■ EXCERTO DA PÁGINA:
Quando a idade avança e os horizontes
se encurtam ficamos mais sujeitos a ataques de saudosismo e então optamos,
invariavelmente, para olhar para o passado onde o horizonte é bem mais vasto que
aquele que temos pela frente. Sabemos que o caminho já percorrido foi muito
mais longo do que aquele que nos falta percorrer. Perante essa constatação ficamos
nostálgicos a recordar o passado que agora, à distância de várias décadas,
vemos em tons cor de rosa esquecendo possíveis momentos mais complicados que eventualmente
possamos ter vivido. Quando visitamos o passado não resistimos à tentação de
fazermos comparações com o momento presente e invariavelmente chegamos à
conclusão que nesses tempos já distantes era tudo bem melhor. Poucos de nós, os
mais idosos, ou se preferirem, os mais experientes e talvez mais sábios,
resistem a esta tentação. Eu sou um desses nostálgicos saudosistas dos tempos idos.
Que fique bem claro que não estou a falar de política porque essa missão eu
deixo para aqueles que não percebem patavina do assunto mas que vivem “à grande e à francesa” à custa dela, que o
mesmo é dizer, à nossa custa.

■ A FAZER:
[1] Extrai do texto sobre a saudade, sem qualquer alteração, o trecho que começa nas palavras "Quando a idade" e termina depois de "dos tempos idos.".
[2] Indica se cada afirmação está de acordo com o texto sobre a saudade, respondendo sim ou não e citando as palavras do texto que o decidem.
(a) Quem escreve inclui-se entre os nostálgicos saudosistas.
(b) Segundo o texto, a maioria dos mais idosos resiste à tentação de comparar o passado com o presente.
(c) Quem escreve declara que está a falar de política.
[3] Prossegue o texto sobre a saudade a partir da última frase apresentada.

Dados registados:
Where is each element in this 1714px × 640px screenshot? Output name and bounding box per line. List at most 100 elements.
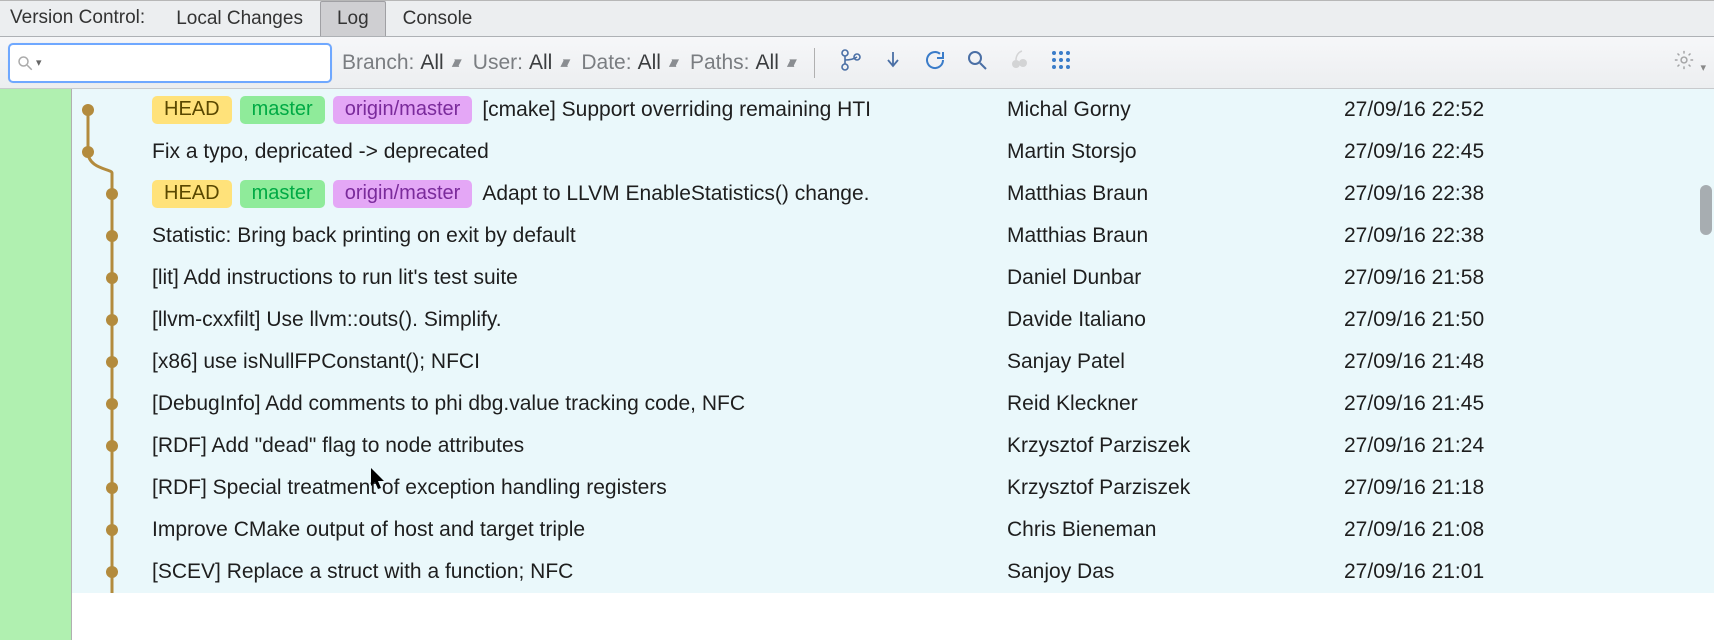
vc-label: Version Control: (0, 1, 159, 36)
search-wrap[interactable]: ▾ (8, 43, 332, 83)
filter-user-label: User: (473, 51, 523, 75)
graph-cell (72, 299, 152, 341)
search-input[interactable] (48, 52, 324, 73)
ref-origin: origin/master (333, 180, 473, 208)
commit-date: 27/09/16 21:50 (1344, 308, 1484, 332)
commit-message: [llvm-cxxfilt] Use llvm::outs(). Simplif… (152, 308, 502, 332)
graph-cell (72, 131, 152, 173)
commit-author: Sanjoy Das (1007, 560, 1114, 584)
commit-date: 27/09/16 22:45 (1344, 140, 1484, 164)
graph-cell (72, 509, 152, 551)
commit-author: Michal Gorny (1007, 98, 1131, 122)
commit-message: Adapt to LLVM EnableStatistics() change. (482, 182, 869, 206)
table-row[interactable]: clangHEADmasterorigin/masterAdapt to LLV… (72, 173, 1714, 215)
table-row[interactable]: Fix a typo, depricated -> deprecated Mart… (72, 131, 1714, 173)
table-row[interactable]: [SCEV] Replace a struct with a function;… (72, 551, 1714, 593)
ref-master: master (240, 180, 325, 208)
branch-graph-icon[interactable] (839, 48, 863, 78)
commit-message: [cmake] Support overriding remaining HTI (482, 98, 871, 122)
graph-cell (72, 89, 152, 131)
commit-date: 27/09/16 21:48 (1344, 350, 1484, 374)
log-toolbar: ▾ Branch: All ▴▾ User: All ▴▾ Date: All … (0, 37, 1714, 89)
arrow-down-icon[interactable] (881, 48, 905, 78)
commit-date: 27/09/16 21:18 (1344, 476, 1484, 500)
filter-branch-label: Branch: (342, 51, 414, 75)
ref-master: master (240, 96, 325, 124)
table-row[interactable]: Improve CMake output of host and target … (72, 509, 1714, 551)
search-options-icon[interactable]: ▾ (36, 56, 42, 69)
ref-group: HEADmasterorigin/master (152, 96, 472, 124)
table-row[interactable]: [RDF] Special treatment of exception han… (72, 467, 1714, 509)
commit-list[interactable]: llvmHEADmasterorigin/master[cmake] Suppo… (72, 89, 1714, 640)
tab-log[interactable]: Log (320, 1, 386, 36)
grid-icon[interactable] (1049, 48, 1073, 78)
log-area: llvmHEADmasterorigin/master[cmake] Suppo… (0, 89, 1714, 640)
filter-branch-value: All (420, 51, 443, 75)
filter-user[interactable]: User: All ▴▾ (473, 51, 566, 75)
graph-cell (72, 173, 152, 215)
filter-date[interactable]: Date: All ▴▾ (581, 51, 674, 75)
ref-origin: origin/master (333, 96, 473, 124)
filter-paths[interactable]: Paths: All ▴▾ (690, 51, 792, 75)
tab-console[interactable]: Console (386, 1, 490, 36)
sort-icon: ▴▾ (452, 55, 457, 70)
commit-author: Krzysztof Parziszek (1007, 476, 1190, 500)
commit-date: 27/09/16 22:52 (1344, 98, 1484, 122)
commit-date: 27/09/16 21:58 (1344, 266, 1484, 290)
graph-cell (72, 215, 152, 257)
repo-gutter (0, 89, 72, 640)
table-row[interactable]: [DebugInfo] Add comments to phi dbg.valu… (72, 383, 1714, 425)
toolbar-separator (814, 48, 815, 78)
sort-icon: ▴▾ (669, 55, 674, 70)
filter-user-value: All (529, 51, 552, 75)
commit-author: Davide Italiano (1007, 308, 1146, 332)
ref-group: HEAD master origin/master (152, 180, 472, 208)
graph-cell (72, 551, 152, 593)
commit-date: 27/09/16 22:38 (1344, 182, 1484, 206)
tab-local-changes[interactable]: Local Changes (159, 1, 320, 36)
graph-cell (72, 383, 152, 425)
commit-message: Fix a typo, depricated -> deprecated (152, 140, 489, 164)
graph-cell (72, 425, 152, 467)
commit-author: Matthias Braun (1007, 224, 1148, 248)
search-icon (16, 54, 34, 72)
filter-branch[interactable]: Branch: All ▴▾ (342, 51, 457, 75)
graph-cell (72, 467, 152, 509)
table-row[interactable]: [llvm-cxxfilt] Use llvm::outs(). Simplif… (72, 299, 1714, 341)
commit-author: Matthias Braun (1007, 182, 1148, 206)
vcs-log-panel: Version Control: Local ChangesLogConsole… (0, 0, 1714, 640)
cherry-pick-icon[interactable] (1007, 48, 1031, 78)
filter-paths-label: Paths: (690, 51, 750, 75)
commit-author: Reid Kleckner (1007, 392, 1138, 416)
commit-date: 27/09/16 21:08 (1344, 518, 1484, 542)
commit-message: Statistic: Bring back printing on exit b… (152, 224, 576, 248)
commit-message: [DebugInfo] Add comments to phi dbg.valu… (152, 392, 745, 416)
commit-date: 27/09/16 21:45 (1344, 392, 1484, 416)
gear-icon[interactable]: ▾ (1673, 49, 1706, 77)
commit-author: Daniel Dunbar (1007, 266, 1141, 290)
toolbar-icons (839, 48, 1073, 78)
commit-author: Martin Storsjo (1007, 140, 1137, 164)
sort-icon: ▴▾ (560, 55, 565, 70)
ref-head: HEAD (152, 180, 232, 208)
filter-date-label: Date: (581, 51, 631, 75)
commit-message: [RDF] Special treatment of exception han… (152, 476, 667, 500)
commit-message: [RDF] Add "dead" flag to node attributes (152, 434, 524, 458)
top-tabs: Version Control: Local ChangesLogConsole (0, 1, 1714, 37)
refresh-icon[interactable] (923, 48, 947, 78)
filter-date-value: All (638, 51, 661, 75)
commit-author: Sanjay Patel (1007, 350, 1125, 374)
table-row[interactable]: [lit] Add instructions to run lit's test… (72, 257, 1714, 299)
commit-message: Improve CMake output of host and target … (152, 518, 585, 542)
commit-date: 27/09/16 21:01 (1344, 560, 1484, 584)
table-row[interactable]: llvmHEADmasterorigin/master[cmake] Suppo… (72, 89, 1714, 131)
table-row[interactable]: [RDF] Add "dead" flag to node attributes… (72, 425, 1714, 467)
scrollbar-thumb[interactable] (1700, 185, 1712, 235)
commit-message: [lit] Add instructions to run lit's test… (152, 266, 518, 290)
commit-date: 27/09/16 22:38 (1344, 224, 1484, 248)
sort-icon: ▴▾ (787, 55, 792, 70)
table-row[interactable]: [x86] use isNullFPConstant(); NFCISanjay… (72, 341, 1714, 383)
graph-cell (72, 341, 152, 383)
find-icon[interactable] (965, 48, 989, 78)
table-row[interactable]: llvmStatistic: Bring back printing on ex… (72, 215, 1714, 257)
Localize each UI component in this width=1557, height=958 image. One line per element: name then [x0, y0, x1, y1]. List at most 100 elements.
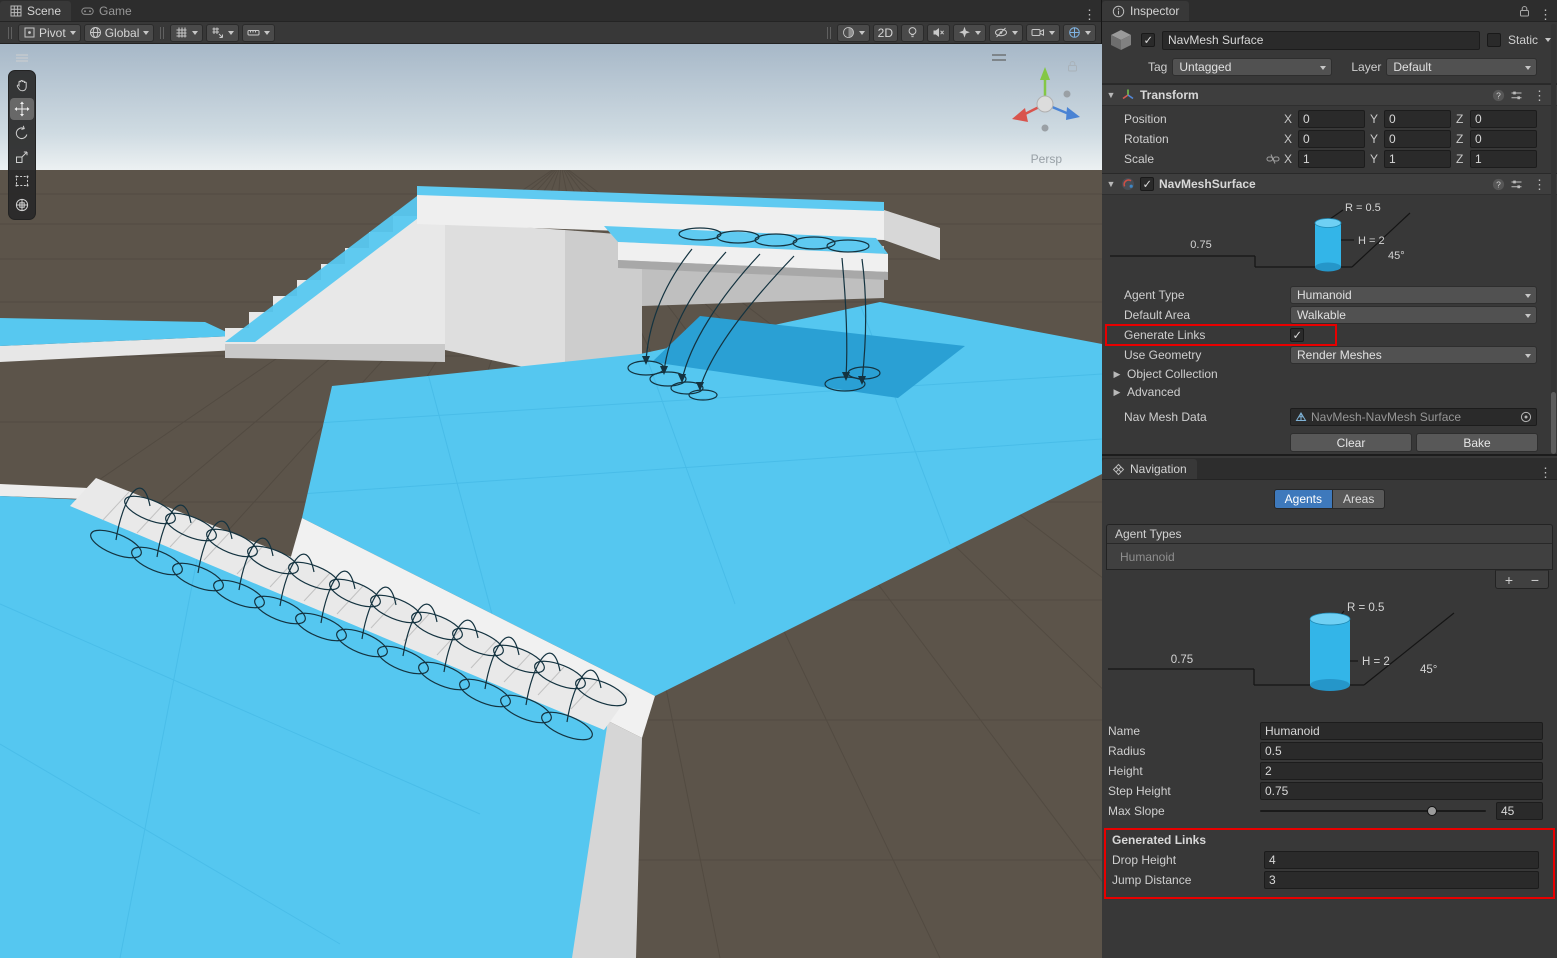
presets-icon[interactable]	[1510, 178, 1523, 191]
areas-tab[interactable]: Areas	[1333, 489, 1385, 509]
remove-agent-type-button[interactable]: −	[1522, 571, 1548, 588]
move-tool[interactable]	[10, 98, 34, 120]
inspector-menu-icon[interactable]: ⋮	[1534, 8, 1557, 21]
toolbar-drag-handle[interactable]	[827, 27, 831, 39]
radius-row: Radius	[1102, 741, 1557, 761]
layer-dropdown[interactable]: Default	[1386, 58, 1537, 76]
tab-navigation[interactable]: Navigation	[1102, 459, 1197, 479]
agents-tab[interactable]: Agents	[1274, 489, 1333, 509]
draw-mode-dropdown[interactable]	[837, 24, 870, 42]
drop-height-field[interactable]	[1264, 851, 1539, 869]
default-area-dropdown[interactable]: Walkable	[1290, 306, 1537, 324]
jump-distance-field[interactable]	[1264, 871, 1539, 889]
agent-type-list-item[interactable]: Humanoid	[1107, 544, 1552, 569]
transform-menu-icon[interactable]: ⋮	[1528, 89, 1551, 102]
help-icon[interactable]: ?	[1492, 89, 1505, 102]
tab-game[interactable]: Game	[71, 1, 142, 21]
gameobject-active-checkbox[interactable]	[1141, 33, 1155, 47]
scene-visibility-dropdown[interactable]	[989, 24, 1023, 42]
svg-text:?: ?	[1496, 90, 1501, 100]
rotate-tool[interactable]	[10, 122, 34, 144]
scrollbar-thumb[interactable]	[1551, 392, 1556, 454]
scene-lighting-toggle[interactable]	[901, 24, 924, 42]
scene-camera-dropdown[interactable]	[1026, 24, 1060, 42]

■ RESPOSTAS POR TAREFA:
[1]
Quando a idade avança e os horizontes
se encurtam ficamos mais sujeitos a ataques de saudosismo e então optamos,
invariavelmente, para olhar para o passado onde o horizonte é bem mais vasto que
aquele que temos pela frente. Sabemos que o caminho já percorrido foi muito
mais longo do que aquele que nos falta percorrer. Perante essa constatação ficamos
nostálgicos a recordar o passado que agora, à distância de várias décadas,
vemos em tons cor de rosa esquecendo possíveis momentos mais complicados que eventualmente
possamos ter vivido. Quando visitamos o passado não resistimos à tentação de
fazermos comparações com o momento presente e invariavelmente chegamos à
conclusão que nesses tempos já distantes era tudo bem melhor. Poucos de nós, os
mais idosos, ou se preferirem, os mais experientes e talvez mais sábios,
resistem a esta tentação. Eu sou um desses nostálgicos saudosistas dos tempos idos.

[2]
(a) Sim: "Eu sou um desses nostálgicos saudosistas dos tempos idos."
(b) Não: "Poucos de nós, os mais idosos, ou se preferirem, os mais experientes e talvez mais sábios, resistem a esta tentação."
(c) Não: "Que fique bem claro que não estou a falar de política"

[3]
Este mês, porque me sinto desiludido, direi
mesmo que zangado e descrente com o caminho que os homens tomaram e com o
comportamento egoísta e desumano que caracteriza a sociedade actual decidi
virar as costas a toda a porcaria que me rodeia e olhar para o passado. O
comentário deste mês terá um cariz diferente do habitual, irei falar de saudade mas de uma coisa eu não abdico, falar também
de Sintra, só que desta vez duma Sintra
insuspeitada pelos mais novos, uma Sintra que existiu e que “os rapazes” e
“raparigas” da minha idade teimam em não esquecer. Uma Sintra que infelizmente
não existe mais. Hoje quero recordar a Sintra que num dia frio de Janeiro me
viu nascer, que embalou a minha infância e que alimentou os meus sonhos de
adolescente. ,A Sintra que não é a mesma que agora assiste e ampara o meu
rápido envelhecimento. Nós sintrense dizemos frequentemente que Sintra parou no
tempo, não evoluiu e que nada mudou de então para cá. Não é verdade Sintra
mudou sim senhor e nem sempre para melhor. Senão vejamos:
Há várias décadas atrás Sintra
era uma vila pacata onde todas as pessoas se conheciam pelos nomes e se
saudavam quando se cruzavam nas ruas. Não havia nesse tempo congestionamentos
de trânsito para nos pôr os nervos em franja porque o automóvel não estava
acessível à esmagadora maioria da população. Nas estradas circulavam carroças e
burros em que os saloios transportavam os produtos da sua lavra que vinham
vender à vila. No Natal eram também os vendedores de perus que os conduziam em
grupos numerosos pelas estrada e caminhos de Sintra, perus esses que iriam ser sacrificados para
enriquecer a ceia de Natal das famílias sintrenses. No que respeita ao carnaval,
nessa época começava no início de Janeiro, logo a seguir à quadra natalícia,
quando começavam a aparecer nas mãos do jovens foliões as bisnagas, saquinhos
com serradura, rabinhos, bombas de rabiar, estalinhos e frasquinhos mau cheiro.
Ninguém se ofendia e todos aceitavam a brincadeira com boa disposição. Havia
cegadas a percorrer as ruas a satirizar tudo e todos, bailes de máscaras nas
colectividades e teatros carnavalescos bem divertidos. No que se refere à
actividade comercial pode parecer impossível hoje, mas não havia nesse tempo
estabelecimentos fechados em Sintra, o comércio estava bem vivo e de boa saúde.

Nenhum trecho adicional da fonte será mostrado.